## TEXTE FOURNI:
Oui, je sais, comme disait Gabin, oui, je sais que l’extrême droite ce n’est pas le fascisme.
Mais on a quand même le droit d’être fasciste, même si on est pas d’extrême droite, merde !
Ne m’énervez pas.... C’est vrai, quoi, dès que vous dites : « je suis fasciste », les gens vous regardent d’un mauvais œil...
Alors qu’il suffit de ne pas le dire et personne ne s’en aperçoit.
Savez-vous ce que nous voulons ? Eh bien, je vais vous le dire : une société parfaite !
Une société où les chiens font où on leur dit de faire, où il n’y a pas de grèves, où les partis politiques viennent pas nous beurrer la raie à la télé, où les travailleurs immigrés sont là pour travailler et non pas pour se goinfrer de couscous et de morue, où les riches doivent être contents d’être riches et les pauvres contents d’être pauvres, où tout le monde doit être uni contre tous les autres ! Où l’oncle doit être marié avec la tante.
Une société parfaite, c’est une société où l’on ne rit pas bêtement. Voilà.
J’ai été élevé dans une ambiance fasciste et si je respecte mes parents, c’est grâce à eux.
Mais je suis sûr que vous vous demandez comment un nazi peut vivre heureux au milieu de cette pagaille.
Eh bien, c’est très simple, je peux vous dire ce que j’ai fait hier :
Mon réveil automatique me chante « Heil li, heil lo, heil la ».
Encore endormi, je salue le portrait du Fürer qui est juste au-dessus de mon lit en fer avant de me laver les dents avec une brosse...
.... en fer également.
Je me rends aujourd’hui à la brasserie munichoise, rue de Verdun. Il fait plus de 5 degrés, j’ai très chaud. Je bois deux bières.
Je suis sûr que c’est le Noir du sixième sur la porte duquel j’ai gravé une croix gammée à la hache. Je l’emmerde.
Puis je mets mon manteau de cuir noir avant de me rendre chez le tatoueur.
La séance commence mais au bout de cinq minutes, les douleurs sont intenables.
Je serre les dents sur le goulot de ma canette, l’amour du Fürer demande beaucoup d’abnégation.
Tout d’un coup, horreur ! Je m’aperçois que la chaîne que le tatoueur porte à son poignet est gravée de son nom : Lévy.
Lévy ! J’ai du mal à contenir un cri de rage. L’aiguille me fait de plus en plus mal.

## ITEMS:

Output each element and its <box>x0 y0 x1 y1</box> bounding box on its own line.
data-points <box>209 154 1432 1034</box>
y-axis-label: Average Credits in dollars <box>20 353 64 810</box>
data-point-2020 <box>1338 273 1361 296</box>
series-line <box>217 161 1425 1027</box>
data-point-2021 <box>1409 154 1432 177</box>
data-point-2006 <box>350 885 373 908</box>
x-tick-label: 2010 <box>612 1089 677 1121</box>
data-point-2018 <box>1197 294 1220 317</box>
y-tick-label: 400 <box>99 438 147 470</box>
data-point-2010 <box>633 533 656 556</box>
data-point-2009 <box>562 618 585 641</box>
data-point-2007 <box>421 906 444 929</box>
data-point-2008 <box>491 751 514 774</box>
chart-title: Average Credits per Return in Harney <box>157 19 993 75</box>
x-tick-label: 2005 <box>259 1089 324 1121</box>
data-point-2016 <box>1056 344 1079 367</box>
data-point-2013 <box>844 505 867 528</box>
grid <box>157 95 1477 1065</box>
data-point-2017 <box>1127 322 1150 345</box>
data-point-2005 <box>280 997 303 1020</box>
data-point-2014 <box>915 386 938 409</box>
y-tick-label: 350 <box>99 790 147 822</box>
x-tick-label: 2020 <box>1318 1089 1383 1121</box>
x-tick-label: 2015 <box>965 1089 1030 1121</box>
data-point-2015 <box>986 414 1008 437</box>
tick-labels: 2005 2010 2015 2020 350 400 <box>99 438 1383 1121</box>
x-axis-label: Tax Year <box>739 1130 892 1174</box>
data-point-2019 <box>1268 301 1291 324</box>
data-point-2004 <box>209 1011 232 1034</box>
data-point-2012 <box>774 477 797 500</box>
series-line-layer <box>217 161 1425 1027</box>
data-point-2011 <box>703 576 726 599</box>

## CONSIGNES:
[1] Indiquez par oui ou par non si chacune des affirmations suivantes est conforme au monologue sur le fascisme, en citant à chaque fois les mots du texte qui tranchent. (a) Le narrateur boit deux bières à la brasserie. (b) Avant d'aller chez le tatoueur, il enfile un manteau de cuir blanc. (c) Les douleurs deviennent intenables au bout de dix minutes de séance.
[2] D'après le monologue sur le fascisme, dans quelle rue se trouve la brasserie munichoise ?
[3] Reprenez le monologue sur le fascisme juste après sa dernière phrase.

## RÉPONSES PAR CONSIGNE:
[1]
(a) Oui : « Je bois deux bières. »
(b) Non : « je mets mon manteau de cuir noir avant de me rendre chez le tatoueur. »
(c) Non : « au bout de cinq minutes, les douleurs sont intenables. »

[2] Elle se trouve rue de Verdun.

[3]
Je suis torturé par un Juif ! J’ai mal, c’est long...Pourvu qu’il ne s’aperçoive pas de mon admiration pour les allemands.
Je prends le métro. Dans un couloir un affiche d’Amnesty International provoque en moi une haine sanguinaire.
Je sors mon gros feutre noir de ma poche pour exprimer ma rage, mais j’ai du mal à écrire avec ma main gauche.
Alors, après avoir fait des pâtés sur l’affiche, j’arrête un passant et je lui demande gentiment de marquer dessus avec mon feutre :
- « Mort aux juifs et aux bougnoules »
Le type me demande en rigolant : "Bougnoules, ça prend deux « l » ?", et paf : il me balance un coup de tatane dans les tibias.
C’est la main d’un policier qui me demande ce qui se passe.
Je lui dit : « J’ai empêché un salaud d’écrire des injures sur l’affiche. »
Il me répond : « Vous n’êtes pas seul dans ce cas là, hélas ! »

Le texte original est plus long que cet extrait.